**Data supplied:**
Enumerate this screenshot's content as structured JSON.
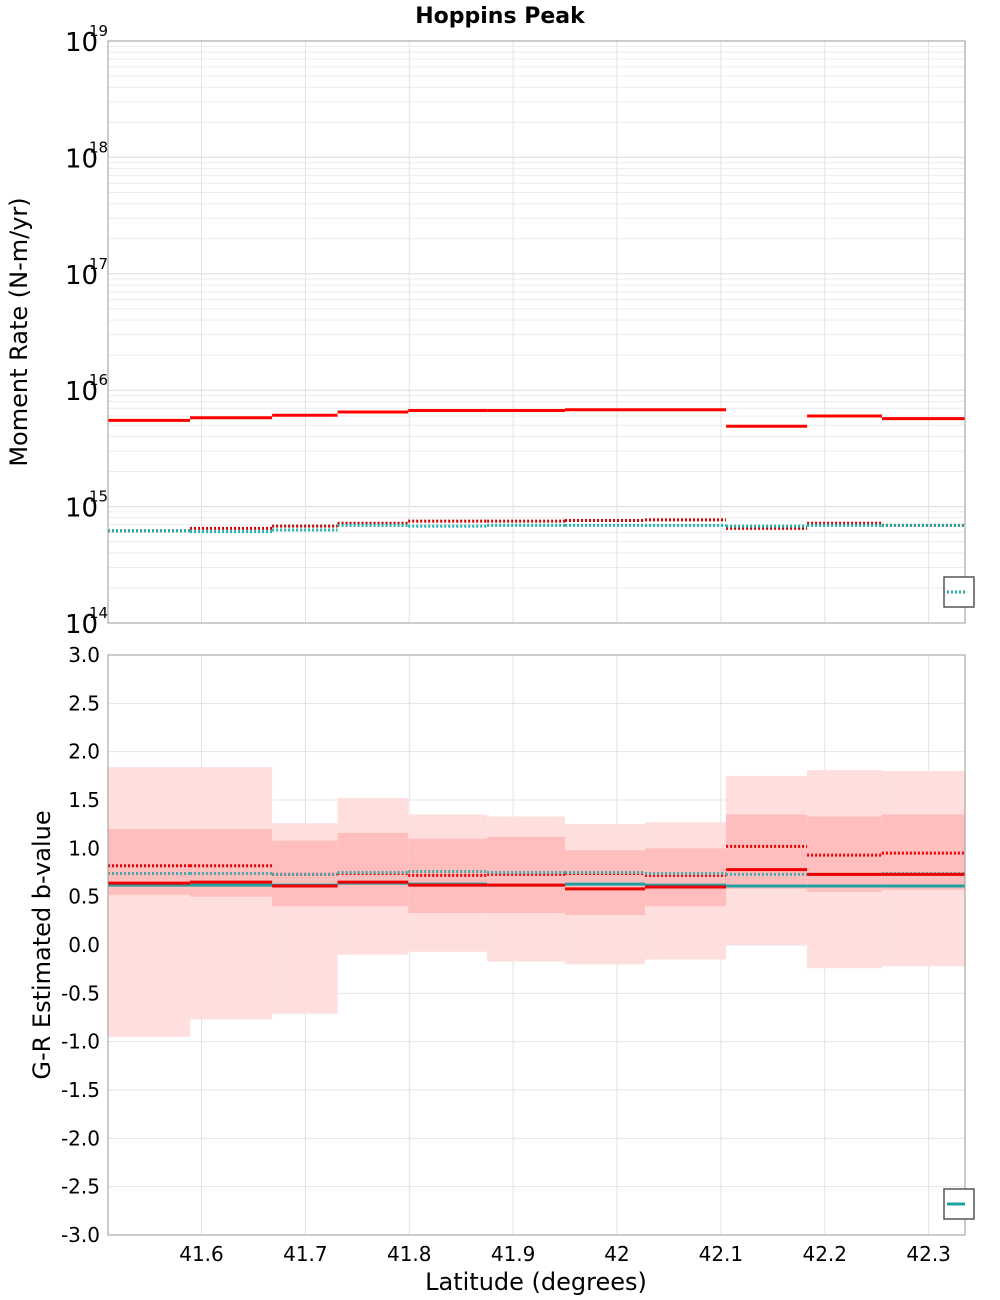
{
  "chart_data": {
    "title": "Hoppins Peak",
    "x_label": "Latitude (degrees)",
    "x_range": [
      41.51,
      42.335
    ],
    "x_ticks": [
      "41.6",
      "41.7",
      "41.8",
      "41.9",
      "42",
      "42.1",
      "42.2",
      "42.3"
    ],
    "x_tick_values": [
      41.6,
      41.7,
      41.8,
      41.9,
      42.0,
      42.1,
      42.2,
      42.3
    ],
    "bin_edges": [
      41.51,
      41.589,
      41.668,
      41.731,
      41.799,
      41.875,
      41.95,
      42.027,
      42.105,
      42.183,
      42.255,
      42.335
    ],
    "panels": [
      {
        "type": "line",
        "scale": "log",
        "y_label": "Moment Rate (N-m/yr)",
        "y_range": [
          100000000000000.0,
          1e+19
        ],
        "y_ticks": [
          {
            "base": "10",
            "exp": "14",
            "value": 100000000000000.0
          },
          {
            "base": "10",
            "exp": "15",
            "value": 1000000000000000.0
          },
          {
            "base": "10",
            "exp": "16",
            "value": 1e+16
          },
          {
            "base": "10",
            "exp": "17",
            "value": 1e+17
          },
          {
            "base": "10",
            "exp": "18",
            "value": 1e+18
          },
          {
            "base": "10",
            "exp": "19",
            "value": 1e+19
          }
        ],
        "grid": true,
        "legend": "bottom-right (clipped)",
        "series": [
          {
            "style": "solid",
            "color": "#ff0000",
            "values": [
              5500000000000000.0,
              5800000000000000.0,
              6100000000000000.0,
              6500000000000000.0,
              6700000000000000.0,
              6700000000000000.0,
              6800000000000000.0,
              6800000000000000.0,
              4900000000000000.0,
              6000000000000000.0,
              5700000000000000.0
            ]
          },
          {
            "style": "dotted",
            "color": "#cc0000",
            "values": [
              620000000000000.0,
              650000000000000.0,
              680000000000000.0,
              720000000000000.0,
              750000000000000.0,
              750000000000000.0,
              760000000000000.0,
              770000000000000.0,
              650000000000000.0,
              720000000000000.0,
              690000000000000.0
            ]
          },
          {
            "style": "dotted",
            "color": "#20b2aa",
            "values": [
              620000000000000.0,
              610000000000000.0,
              630000000000000.0,
              690000000000000.0,
              680000000000000.0,
              690000000000000.0,
              690000000000000.0,
              690000000000000.0,
              680000000000000.0,
              690000000000000.0,
              690000000000000.0
            ]
          }
        ]
      },
      {
        "type": "line",
        "scale": "linear",
        "y_label": "G-R Estimated b-value",
        "y_range": [
          -3.0,
          3.0
        ],
        "y_ticks": [
          "3.0",
          "2.5",
          "2.0",
          "1.5",
          "1.0",
          "0.5",
          "0.0",
          "-0.5",
          "-1.0",
          "-1.5",
          "-2.0",
          "-2.5",
          "-3.0"
        ],
        "y_tick_values": [
          3.0,
          2.5,
          2.0,
          1.5,
          1.0,
          0.5,
          0.0,
          -0.5,
          -1.0,
          -1.5,
          -2.0,
          -2.5,
          -3.0
        ],
        "grid": true,
        "legend": "bottom-right (clipped)",
        "bands": [
          {
            "name": "",
            "color": "#ffdede",
            "lower": [
              -0.95,
              -0.77,
              -0.71,
              -0.1,
              -0.07,
              -0.17,
              -0.2,
              -0.15,
              0.0,
              -0.24,
              -0.22
            ],
            "upper": [
              1.84,
              1.84,
              1.26,
              1.52,
              1.35,
              1.33,
              1.25,
              1.27,
              1.75,
              1.81,
              1.8
            ]
          },
          {
            "name": "",
            "color": "#ffbebe",
            "lower": [
              0.52,
              0.5,
              0.4,
              0.4,
              0.33,
              0.33,
              0.31,
              0.4,
              0.58,
              0.55,
              0.57
            ],
            "upper": [
              1.2,
              1.2,
              1.08,
              1.16,
              1.1,
              1.12,
              0.98,
              1.0,
              1.35,
              1.33,
              1.35
            ]
          }
        ],
        "series": [
          {
            "style": "dotted",
            "color": "#ee0000",
            "values": [
              0.82,
              0.82,
              0.73,
              0.74,
              0.72,
              0.73,
              0.74,
              0.72,
              1.02,
              0.93,
              0.95
            ]
          },
          {
            "style": "dotted",
            "color": "#4aa8a8",
            "values": [
              0.74,
              0.74,
              0.73,
              0.75,
              0.76,
              0.75,
              0.75,
              0.74,
              0.73,
              0.73,
              0.74
            ]
          },
          {
            "style": "solid",
            "color": "#20a0a0",
            "values": [
              0.62,
              0.62,
              0.62,
              0.64,
              0.63,
              0.62,
              0.63,
              0.62,
              0.61,
              0.61,
              0.61
            ]
          },
          {
            "style": "solid",
            "color": "#ee0000",
            "values": [
              0.64,
              0.65,
              0.61,
              0.65,
              0.62,
              0.62,
              0.58,
              0.6,
              0.78,
              0.73,
              0.73
            ]
          }
        ]
      }
    ]
  }
}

**Challenge:**
Which lines include "color"? Copy each of them out.

**Finished task:**
            "color": "#ff0000",
            "color": "#cc0000",
            "color": "#20b2aa",
            "color": "#ffdede",
            "color": "#ffbebe",
            "color": "#ee0000",
            "color": "#4aa8a8",
            "color": "#20a0a0",
            "color": "#ee0000",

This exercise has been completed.